Brief: Below are the records; locate each line with the word "Lorigné" and copy it.

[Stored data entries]
%%
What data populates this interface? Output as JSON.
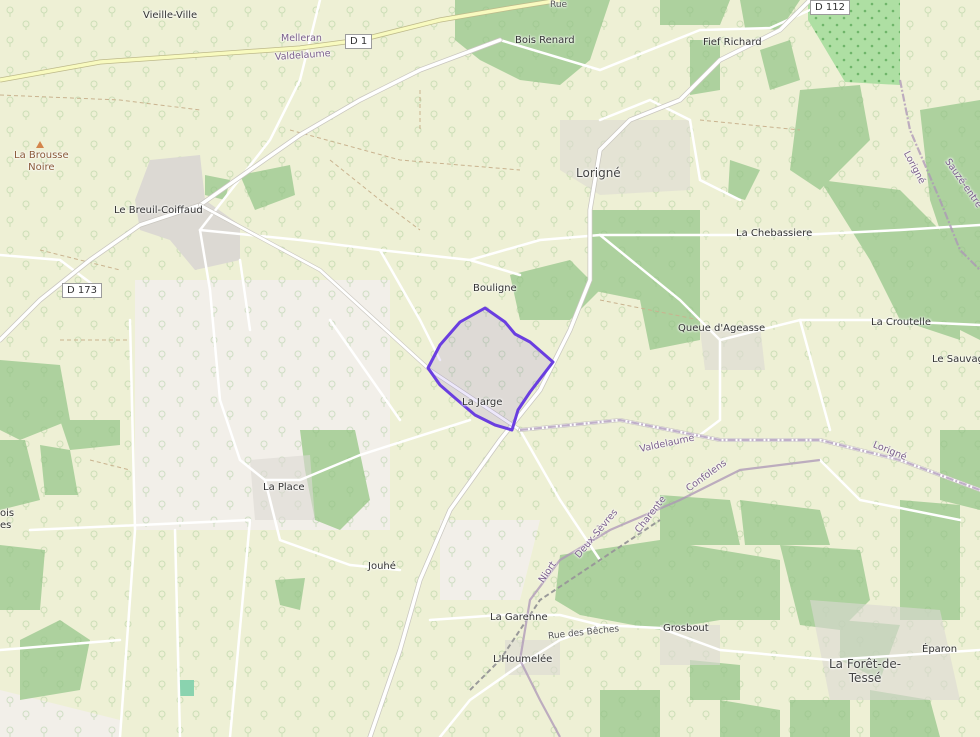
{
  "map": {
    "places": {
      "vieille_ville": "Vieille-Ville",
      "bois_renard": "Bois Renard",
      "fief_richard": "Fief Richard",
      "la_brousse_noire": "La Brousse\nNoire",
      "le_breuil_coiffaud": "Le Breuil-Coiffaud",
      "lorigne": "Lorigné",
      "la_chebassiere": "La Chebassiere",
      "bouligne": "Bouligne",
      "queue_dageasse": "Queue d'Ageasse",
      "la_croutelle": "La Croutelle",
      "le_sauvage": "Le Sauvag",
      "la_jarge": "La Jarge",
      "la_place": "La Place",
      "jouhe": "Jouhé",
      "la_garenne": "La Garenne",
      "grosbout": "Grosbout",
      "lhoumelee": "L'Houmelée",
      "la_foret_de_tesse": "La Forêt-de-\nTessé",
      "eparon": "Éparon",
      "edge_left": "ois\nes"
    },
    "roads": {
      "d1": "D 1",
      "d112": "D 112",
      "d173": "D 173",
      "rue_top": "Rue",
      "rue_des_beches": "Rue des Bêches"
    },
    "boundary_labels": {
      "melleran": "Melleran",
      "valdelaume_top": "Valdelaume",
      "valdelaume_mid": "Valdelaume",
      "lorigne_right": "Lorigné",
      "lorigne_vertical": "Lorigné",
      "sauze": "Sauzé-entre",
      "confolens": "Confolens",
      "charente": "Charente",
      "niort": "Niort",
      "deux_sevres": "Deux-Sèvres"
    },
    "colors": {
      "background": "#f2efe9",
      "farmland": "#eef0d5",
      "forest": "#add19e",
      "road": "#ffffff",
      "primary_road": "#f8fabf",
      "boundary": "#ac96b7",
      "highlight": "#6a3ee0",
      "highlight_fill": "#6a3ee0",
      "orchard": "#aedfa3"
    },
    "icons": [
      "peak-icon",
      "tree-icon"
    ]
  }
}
%%
%%
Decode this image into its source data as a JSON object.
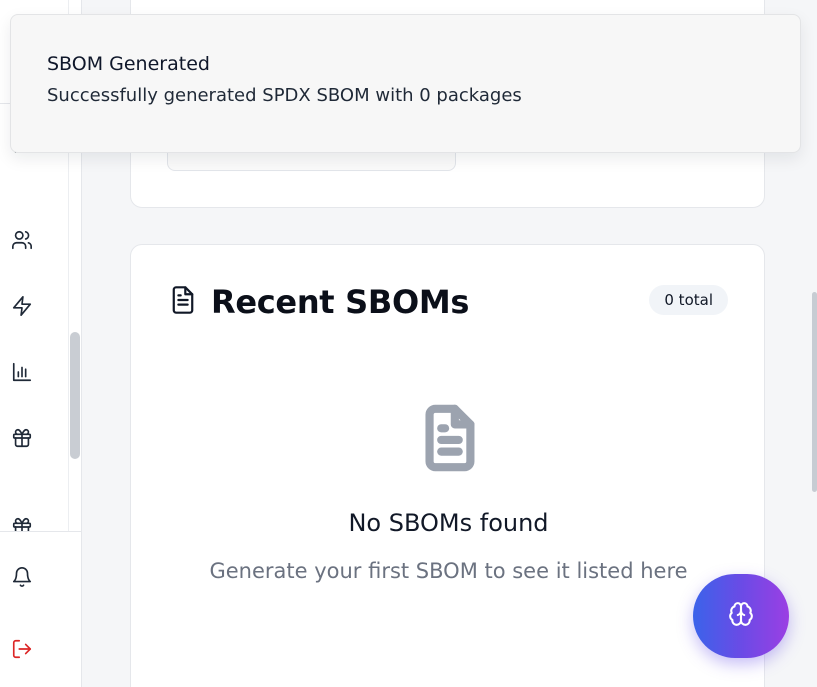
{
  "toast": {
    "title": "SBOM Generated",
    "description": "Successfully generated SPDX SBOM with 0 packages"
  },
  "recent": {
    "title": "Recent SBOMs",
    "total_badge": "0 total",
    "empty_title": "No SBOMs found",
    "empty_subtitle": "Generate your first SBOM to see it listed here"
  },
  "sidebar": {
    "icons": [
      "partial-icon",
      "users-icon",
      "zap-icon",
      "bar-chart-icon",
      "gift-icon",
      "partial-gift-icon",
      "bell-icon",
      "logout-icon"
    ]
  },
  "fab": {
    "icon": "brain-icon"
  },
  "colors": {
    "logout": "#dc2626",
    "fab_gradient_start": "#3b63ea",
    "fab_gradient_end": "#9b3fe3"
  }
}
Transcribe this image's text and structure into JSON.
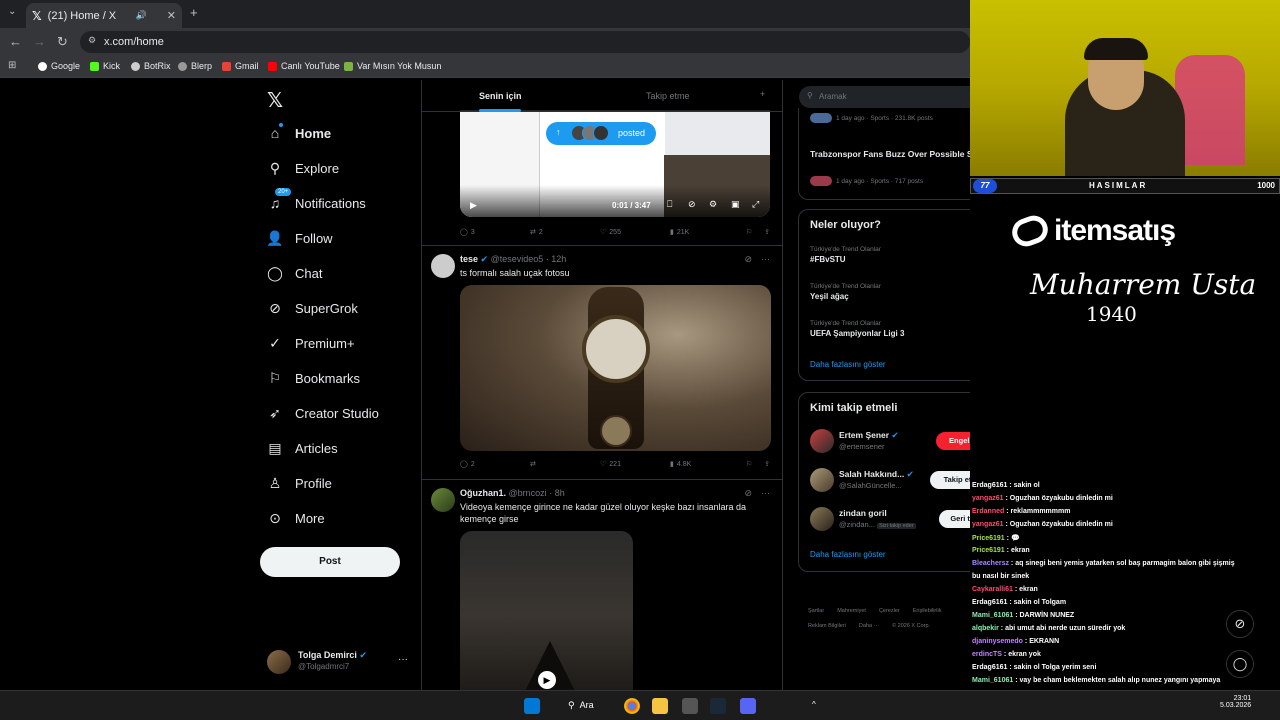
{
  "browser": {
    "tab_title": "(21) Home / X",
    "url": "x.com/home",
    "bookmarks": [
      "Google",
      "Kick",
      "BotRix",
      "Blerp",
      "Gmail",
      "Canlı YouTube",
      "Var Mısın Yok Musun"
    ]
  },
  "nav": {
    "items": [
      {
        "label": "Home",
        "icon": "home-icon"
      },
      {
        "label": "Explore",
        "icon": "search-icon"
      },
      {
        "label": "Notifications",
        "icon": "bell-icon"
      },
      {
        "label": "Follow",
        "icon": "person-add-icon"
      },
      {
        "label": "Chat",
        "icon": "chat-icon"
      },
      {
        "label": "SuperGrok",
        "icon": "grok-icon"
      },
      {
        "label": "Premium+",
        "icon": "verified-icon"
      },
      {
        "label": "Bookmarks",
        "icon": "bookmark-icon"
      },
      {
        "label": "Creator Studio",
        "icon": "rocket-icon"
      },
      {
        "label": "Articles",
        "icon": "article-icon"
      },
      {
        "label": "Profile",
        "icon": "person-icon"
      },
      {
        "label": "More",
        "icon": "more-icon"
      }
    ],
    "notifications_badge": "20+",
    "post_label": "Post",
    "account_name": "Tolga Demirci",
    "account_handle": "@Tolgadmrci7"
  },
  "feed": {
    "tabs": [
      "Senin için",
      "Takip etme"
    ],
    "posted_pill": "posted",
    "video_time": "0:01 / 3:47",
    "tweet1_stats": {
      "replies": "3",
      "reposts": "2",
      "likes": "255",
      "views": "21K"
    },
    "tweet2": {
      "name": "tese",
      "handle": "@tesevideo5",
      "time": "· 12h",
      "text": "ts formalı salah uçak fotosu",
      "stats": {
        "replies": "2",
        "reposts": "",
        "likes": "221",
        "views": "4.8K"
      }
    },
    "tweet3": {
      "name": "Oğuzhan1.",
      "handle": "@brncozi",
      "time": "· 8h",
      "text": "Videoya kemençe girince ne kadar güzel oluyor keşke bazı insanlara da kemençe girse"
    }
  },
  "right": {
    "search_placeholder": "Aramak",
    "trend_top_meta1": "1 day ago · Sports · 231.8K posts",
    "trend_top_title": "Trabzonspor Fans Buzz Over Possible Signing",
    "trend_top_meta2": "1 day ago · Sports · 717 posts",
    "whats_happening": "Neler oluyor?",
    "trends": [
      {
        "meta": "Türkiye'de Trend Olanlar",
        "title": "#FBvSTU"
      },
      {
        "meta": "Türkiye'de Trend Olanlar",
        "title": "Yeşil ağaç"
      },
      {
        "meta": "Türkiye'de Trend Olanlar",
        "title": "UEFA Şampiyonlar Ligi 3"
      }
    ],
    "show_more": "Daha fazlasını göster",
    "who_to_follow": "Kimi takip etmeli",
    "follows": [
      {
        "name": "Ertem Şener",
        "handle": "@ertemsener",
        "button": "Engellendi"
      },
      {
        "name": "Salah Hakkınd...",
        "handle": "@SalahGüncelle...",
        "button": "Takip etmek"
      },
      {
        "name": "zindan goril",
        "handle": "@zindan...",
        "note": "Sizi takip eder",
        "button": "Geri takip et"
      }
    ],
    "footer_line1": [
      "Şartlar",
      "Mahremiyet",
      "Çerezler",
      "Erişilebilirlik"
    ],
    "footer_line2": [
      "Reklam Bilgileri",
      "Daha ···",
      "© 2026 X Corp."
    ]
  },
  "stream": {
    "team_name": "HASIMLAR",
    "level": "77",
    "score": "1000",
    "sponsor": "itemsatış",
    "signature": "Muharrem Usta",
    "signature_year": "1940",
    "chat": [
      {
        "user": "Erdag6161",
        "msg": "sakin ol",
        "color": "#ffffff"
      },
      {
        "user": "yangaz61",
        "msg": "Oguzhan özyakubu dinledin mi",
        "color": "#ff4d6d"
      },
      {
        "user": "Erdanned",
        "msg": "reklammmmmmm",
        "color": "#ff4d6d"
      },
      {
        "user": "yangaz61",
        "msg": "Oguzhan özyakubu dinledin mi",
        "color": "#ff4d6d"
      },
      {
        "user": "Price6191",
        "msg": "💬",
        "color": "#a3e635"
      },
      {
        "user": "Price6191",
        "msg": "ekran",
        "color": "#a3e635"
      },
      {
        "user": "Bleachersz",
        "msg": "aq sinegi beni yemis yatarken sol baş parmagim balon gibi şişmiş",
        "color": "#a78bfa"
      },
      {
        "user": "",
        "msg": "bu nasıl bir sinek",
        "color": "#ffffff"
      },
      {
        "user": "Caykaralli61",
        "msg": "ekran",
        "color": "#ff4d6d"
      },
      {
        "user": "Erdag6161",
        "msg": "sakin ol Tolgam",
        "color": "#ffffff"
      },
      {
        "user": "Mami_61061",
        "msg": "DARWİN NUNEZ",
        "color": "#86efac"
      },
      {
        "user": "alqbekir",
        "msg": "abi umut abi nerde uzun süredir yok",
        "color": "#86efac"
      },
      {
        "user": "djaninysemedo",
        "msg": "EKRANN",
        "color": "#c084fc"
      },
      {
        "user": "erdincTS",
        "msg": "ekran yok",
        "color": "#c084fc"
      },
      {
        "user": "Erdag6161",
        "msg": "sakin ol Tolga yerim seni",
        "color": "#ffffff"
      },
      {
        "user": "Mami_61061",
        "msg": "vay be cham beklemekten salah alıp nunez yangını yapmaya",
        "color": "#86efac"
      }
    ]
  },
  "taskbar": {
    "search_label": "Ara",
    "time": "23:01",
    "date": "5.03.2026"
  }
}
%%
Solution for this problem:
      "lorigne": "Lorigné",
      "lorigne_right": "Lorigné",
      "lorigne_vertical": "Lorigné",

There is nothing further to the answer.